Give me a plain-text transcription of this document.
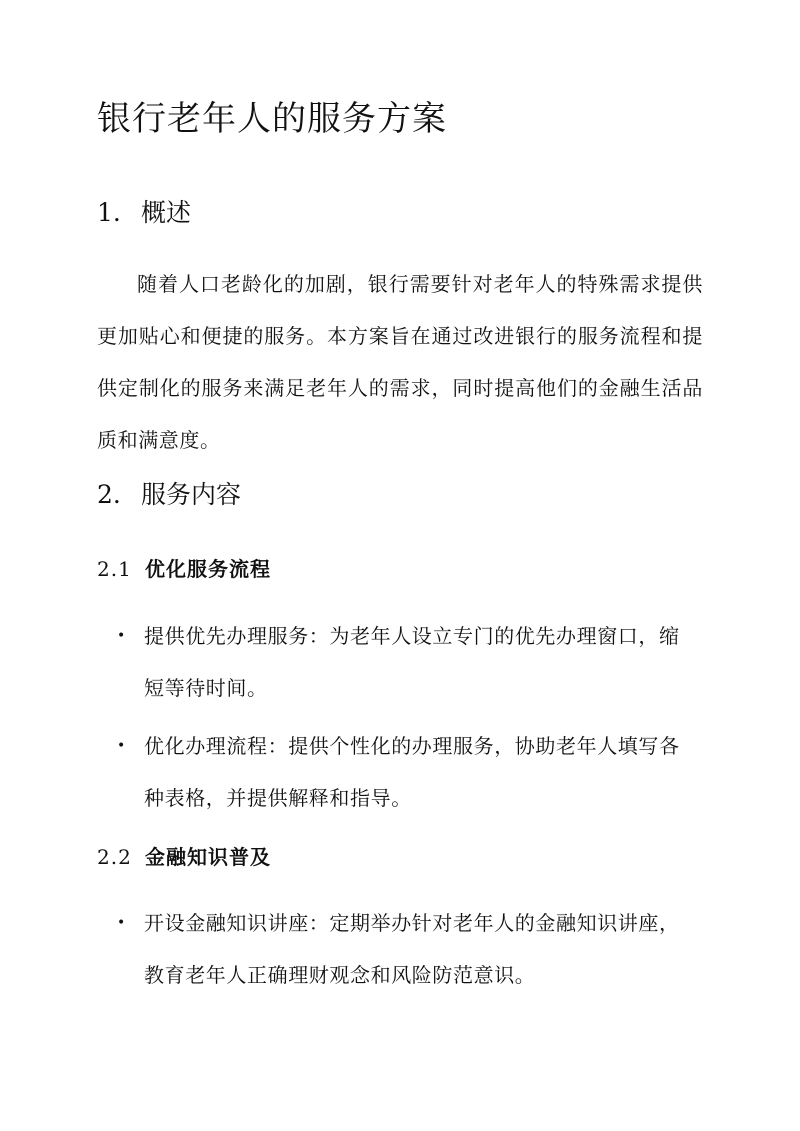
银行老年人的服务方案
1. 概述

随着人口老龄化的加剧，银行需要针对老年人的特殊需求提供更加贴心和便捷的服务。本方案旨在通过改进银行的服务流程和提供定制化的服务来满足老年人的需求，同时提高他们的金融生活品质和满意度。

2. 服务内容
2.1 优化服务流程
• 提供优先办理服务：为老年人设立专门的优先办理窗口，缩短等待时间。
• 优化办理流程：提供个性化的办理服务，协助老年人填写各种表格，并提供解释和指导。
2.2 金融知识普及
• 开设金融知识讲座：定期举办针对老年人的金融知识讲座，教育老年人正确理财观念和风险防范意识。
====
Write the records above out again exactly, with no pictures in your copy.

Give me a plain-text transcription of this document.
银行老年人的服务方案
1. 概述

随着人口老龄化的加剧，银行需要针对老年人的特殊需求提供更加贴心和便捷的服务。本方案旨在通过改进银行的服务流程和提供定制化的服务来满足老年人的需求，同时提高他们的金融生活品质和满意度。

2. 服务内容
2.1 优化服务流程
• 提供优先办理服务：为老年人设立专门的优先办理窗口，缩短等待时间。
• 优化办理流程：提供个性化的办理服务，协助老年人填写各种表格，并提供解释和指导。
2.2 金融知识普及
• 开设金融知识讲座：定期举办针对老年人的金融知识讲座，教育老年人正确理财观念和风险防范意识。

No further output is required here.